[Start of SOURCE RECORDS]

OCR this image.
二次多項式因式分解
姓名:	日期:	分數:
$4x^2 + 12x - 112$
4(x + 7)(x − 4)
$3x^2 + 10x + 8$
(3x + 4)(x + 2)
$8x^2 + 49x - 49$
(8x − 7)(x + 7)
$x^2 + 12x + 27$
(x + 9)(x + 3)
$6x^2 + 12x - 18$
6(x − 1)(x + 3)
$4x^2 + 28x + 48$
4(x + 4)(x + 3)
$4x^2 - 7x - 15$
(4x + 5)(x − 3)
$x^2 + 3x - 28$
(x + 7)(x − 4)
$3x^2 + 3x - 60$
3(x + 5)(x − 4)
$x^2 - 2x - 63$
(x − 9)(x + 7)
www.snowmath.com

[End of SOURCE RECORDS]
[Start of SOURCE RECORDS]

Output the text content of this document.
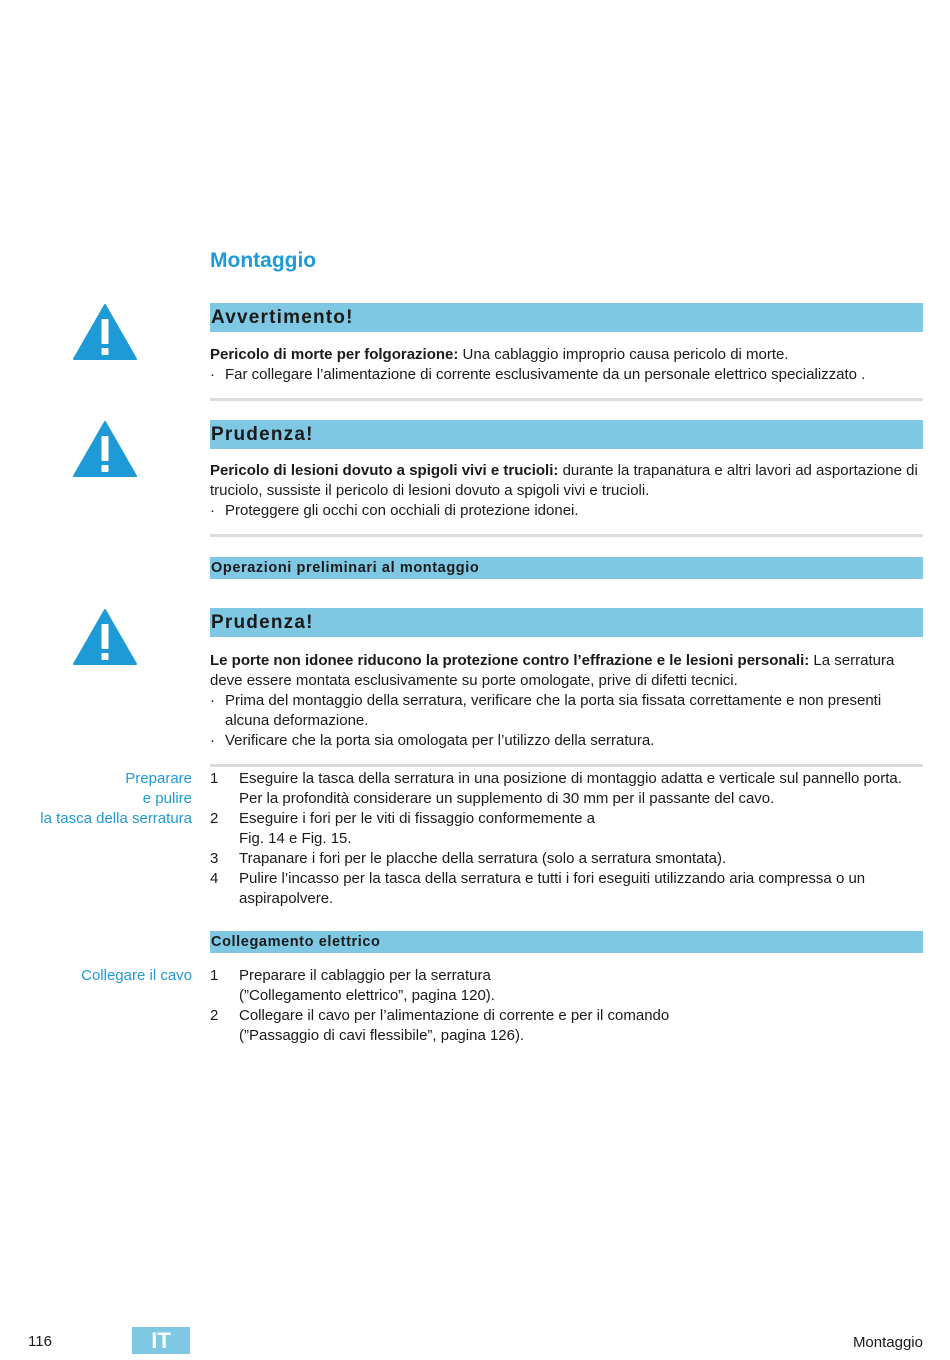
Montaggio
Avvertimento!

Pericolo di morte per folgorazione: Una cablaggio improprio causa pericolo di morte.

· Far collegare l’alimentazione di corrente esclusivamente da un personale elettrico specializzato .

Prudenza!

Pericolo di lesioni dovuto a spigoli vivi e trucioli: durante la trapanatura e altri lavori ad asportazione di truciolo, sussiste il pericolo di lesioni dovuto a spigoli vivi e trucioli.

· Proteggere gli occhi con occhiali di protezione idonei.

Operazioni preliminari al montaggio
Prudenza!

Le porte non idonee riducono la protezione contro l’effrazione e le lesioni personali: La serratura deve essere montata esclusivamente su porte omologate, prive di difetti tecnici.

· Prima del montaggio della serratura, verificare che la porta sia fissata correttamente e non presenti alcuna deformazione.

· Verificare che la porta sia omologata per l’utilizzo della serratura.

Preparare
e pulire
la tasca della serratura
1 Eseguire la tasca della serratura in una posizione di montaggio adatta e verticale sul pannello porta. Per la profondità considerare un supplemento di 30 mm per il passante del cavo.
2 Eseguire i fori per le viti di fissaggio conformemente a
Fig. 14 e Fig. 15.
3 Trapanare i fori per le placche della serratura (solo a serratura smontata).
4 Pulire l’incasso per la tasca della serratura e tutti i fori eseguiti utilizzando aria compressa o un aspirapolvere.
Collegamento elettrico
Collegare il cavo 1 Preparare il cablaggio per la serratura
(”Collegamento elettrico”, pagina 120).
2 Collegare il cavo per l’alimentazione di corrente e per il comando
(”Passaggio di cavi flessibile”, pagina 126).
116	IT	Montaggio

[End of SOURCE RECORDS]
[Start of SOURCE RECORDS]

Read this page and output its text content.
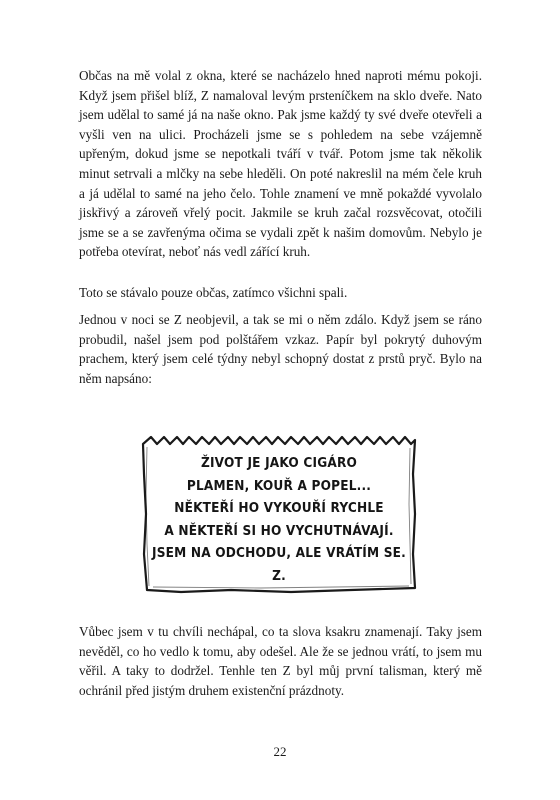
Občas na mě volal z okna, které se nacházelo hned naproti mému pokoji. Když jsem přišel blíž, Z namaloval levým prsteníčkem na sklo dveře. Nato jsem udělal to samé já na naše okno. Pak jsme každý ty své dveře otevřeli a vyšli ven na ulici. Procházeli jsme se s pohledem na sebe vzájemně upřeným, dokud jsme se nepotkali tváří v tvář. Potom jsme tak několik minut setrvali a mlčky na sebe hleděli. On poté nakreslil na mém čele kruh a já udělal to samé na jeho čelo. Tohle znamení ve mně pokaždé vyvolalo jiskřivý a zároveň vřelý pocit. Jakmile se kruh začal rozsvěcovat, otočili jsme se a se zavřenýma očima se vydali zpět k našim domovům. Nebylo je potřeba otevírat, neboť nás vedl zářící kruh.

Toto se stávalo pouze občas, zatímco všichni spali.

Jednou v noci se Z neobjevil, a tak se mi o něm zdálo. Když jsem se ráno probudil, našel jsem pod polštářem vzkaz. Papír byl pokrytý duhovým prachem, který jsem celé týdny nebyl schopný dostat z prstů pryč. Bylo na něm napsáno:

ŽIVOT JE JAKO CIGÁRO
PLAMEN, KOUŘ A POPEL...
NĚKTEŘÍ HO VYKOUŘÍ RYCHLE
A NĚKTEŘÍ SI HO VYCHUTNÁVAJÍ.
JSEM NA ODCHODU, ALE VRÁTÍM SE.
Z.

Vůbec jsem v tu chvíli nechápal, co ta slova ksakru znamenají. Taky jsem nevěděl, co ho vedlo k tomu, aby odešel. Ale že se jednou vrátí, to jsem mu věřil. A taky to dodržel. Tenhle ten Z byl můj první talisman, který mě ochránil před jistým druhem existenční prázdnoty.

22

[End of SOURCE RECORDS]

• WHAT THE TASK REQUIRES
Copy every line of the material in which the word "Eseguire" occurs.

• EXPECTED ANSWER
1 Eseguire la tasca della serratura in una posizione di montaggio adatta e verticale sul pannello porta. Per la profondità considerare un supplemento di 30 mm per il passante del cavo.
2 Eseguire i fori per le viti di fissaggio conformemente a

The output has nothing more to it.